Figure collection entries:
=====

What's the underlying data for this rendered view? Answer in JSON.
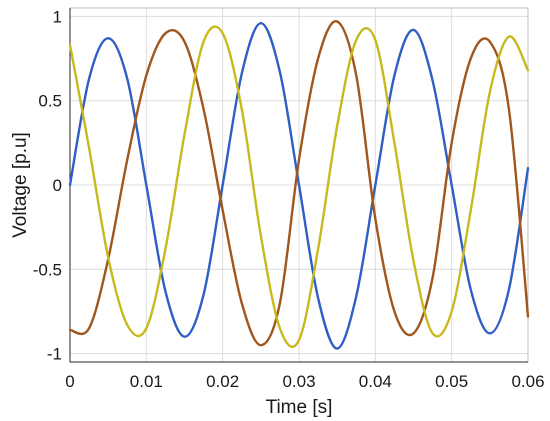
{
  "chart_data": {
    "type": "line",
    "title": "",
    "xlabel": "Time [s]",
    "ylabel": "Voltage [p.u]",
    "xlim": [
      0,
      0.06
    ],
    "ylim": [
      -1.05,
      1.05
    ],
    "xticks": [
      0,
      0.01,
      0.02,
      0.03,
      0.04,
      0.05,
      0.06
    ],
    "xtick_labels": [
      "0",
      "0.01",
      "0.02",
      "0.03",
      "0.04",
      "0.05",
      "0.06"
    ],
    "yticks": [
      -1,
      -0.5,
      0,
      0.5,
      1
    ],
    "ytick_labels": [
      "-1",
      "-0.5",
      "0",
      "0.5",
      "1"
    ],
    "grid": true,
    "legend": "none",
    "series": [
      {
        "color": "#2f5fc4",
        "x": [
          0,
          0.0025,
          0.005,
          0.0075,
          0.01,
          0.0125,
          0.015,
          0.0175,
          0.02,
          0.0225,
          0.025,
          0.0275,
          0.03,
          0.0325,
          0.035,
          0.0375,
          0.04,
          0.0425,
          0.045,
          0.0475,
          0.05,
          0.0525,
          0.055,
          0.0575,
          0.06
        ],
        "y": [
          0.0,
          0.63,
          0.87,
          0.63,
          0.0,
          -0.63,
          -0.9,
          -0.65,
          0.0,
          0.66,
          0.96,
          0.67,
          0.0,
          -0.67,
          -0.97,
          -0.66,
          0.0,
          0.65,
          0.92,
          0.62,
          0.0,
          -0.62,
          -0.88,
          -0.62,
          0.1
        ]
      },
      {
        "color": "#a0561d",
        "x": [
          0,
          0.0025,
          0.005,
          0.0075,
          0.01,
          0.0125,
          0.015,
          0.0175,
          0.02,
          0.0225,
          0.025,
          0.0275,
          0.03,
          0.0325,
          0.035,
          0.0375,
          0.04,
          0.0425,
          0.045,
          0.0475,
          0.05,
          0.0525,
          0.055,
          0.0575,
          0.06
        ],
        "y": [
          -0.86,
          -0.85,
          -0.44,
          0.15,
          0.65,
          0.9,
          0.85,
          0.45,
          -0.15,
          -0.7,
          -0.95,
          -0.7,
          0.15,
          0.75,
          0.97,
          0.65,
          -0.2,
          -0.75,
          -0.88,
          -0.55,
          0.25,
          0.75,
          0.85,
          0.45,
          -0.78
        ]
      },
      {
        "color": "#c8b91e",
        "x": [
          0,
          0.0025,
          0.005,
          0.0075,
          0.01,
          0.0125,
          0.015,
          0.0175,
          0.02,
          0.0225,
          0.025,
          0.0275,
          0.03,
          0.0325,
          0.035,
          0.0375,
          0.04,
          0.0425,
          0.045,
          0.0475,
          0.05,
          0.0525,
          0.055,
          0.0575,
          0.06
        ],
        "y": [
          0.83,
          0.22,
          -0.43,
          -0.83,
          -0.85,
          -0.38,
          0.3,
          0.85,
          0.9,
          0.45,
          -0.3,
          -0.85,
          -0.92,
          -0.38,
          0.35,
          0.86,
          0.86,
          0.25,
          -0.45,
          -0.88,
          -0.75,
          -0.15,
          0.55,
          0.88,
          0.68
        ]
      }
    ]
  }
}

=====

• _GIVEN EXERCISE_: Set every line down exactly as written, leaving each picture out.

• _OUTPUT_:
What's the underlying data for this rendered view? Answer in JSON.
{
  "chart_data": {
    "type": "line",
    "title": "",
    "xlabel": "Time [s]",
    "ylabel": "Voltage [p.u]",
    "xlim": [
      0,
      0.06
    ],
    "ylim": [
      -1.05,
      1.05
    ],
    "xticks": [
      0,
      0.01,
      0.02,
      0.03,
      0.04,
      0.05,
      0.06
    ],
    "xtick_labels": [
      "0",
      "0.01",
      "0.02",
      "0.03",
      "0.04",
      "0.05",
      "0.06"
    ],
    "yticks": [
      -1,
      -0.5,
      0,
      0.5,
      1
    ],
    "ytick_labels": [
      "-1",
      "-0.5",
      "0",
      "0.5",
      "1"
    ],
    "grid": true,
    "legend": "none",
    "series": [
      {
        "color": "#2f5fc4",
        "x": [
          0,
          0.0025,
          0.005,
          0.0075,
          0.01,
          0.0125,
          0.015,
          0.0175,
          0.02,
          0.0225,
          0.025,
          0.0275,
          0.03,
          0.0325,
          0.035,
          0.0375,
          0.04,
          0.0425,
          0.045,
          0.0475,
          0.05,
          0.0525,
          0.055,
          0.0575,
          0.06
        ],
        "y": [
          0.0,
          0.63,
          0.87,
          0.63,
          0.0,
          -0.63,
          -0.9,
          -0.65,
          0.0,
          0.66,
          0.96,
          0.67,
          0.0,
          -0.67,
          -0.97,
          -0.66,
          0.0,
          0.65,
          0.92,
          0.62,
          0.0,
          -0.62,
          -0.88,
          -0.62,
          0.1
        ]
      },
      {
        "color": "#a0561d",
        "x": [
          0,
          0.0025,
          0.005,
          0.0075,
          0.01,
          0.0125,
          0.015,
          0.0175,
          0.02,
          0.0225,
          0.025,
          0.0275,
          0.03,
          0.0325,
          0.035,
          0.0375,
          0.04,
          0.0425,
          0.045,
          0.0475,
          0.05,
          0.0525,
          0.055,
          0.0575,
          0.06
        ],
        "y": [
          -0.86,
          -0.85,
          -0.44,
          0.15,
          0.65,
          0.9,
          0.85,
          0.45,
          -0.15,
          -0.7,
          -0.95,
          -0.7,
          0.15,
          0.75,
          0.97,
          0.65,
          -0.2,
          -0.75,
          -0.88,
          -0.55,
          0.25,
          0.75,
          0.85,
          0.45,
          -0.78
        ]
      },
      {
        "color": "#c8b91e",
        "x": [
          0,
          0.0025,
          0.005,
          0.0075,
          0.01,
          0.0125,
          0.015,
          0.0175,
          0.02,
          0.0225,
          0.025,
          0.0275,
          0.03,
          0.0325,
          0.035,
          0.0375,
          0.04,
          0.0425,
          0.045,
          0.0475,
          0.05,
          0.0525,
          0.055,
          0.0575,
          0.06
        ],
        "y": [
          0.83,
          0.22,
          -0.43,
          -0.83,
          -0.85,
          -0.38,
          0.3,
          0.85,
          0.9,
          0.45,
          -0.3,
          -0.85,
          -0.92,
          -0.38,
          0.35,
          0.86,
          0.86,
          0.25,
          -0.45,
          -0.88,
          -0.75,
          -0.15,
          0.55,
          0.88,
          0.68
        ]
      }
    ]
  }
}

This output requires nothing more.